* What is asked *
Filter the data for lines with the word "relative", then copy every line so identified.

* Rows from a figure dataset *
* START *
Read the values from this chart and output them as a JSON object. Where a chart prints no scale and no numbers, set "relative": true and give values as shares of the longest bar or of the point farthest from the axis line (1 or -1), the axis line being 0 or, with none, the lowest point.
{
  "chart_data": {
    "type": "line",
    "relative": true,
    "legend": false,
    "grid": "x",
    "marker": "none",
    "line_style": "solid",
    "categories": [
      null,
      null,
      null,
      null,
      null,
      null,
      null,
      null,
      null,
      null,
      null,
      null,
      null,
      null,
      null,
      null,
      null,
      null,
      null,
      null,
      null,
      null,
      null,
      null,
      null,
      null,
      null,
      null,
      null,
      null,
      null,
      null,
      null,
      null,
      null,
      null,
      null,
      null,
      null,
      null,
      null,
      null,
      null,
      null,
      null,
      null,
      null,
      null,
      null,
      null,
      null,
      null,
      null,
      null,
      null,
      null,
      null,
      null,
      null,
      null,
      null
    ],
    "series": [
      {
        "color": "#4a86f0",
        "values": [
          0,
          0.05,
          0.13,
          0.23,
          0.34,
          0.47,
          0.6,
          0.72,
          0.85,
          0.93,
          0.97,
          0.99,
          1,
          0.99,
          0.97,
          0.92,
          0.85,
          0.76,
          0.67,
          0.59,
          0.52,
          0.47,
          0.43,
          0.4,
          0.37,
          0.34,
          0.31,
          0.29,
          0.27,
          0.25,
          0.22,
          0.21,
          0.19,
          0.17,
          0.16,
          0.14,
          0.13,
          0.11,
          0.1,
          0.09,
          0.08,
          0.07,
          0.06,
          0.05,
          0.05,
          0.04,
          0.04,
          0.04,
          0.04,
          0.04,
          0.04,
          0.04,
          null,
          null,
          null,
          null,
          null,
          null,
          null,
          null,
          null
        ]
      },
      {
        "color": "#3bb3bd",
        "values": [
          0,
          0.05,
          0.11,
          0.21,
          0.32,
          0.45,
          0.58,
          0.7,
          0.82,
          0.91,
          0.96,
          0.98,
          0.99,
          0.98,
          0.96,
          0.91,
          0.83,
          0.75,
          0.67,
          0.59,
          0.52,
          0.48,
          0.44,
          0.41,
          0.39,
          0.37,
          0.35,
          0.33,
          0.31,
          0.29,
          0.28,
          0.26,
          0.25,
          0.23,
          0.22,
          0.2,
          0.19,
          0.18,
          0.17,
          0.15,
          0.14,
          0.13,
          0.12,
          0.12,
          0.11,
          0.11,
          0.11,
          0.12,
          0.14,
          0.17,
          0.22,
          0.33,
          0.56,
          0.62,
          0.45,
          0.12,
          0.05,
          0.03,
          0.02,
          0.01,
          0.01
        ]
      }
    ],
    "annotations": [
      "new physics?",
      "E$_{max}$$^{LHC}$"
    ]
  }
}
* END *
* Result of this exercise *
Read the values from this chart and output them as a JSON object. Where a chart prints no scale and no numbers, set "relative": true and give values as shares of the longest bar or of the point farthest from the axis line (1 or -1), the axis line being 0 or, with none, the lowest point.
    "relative": true,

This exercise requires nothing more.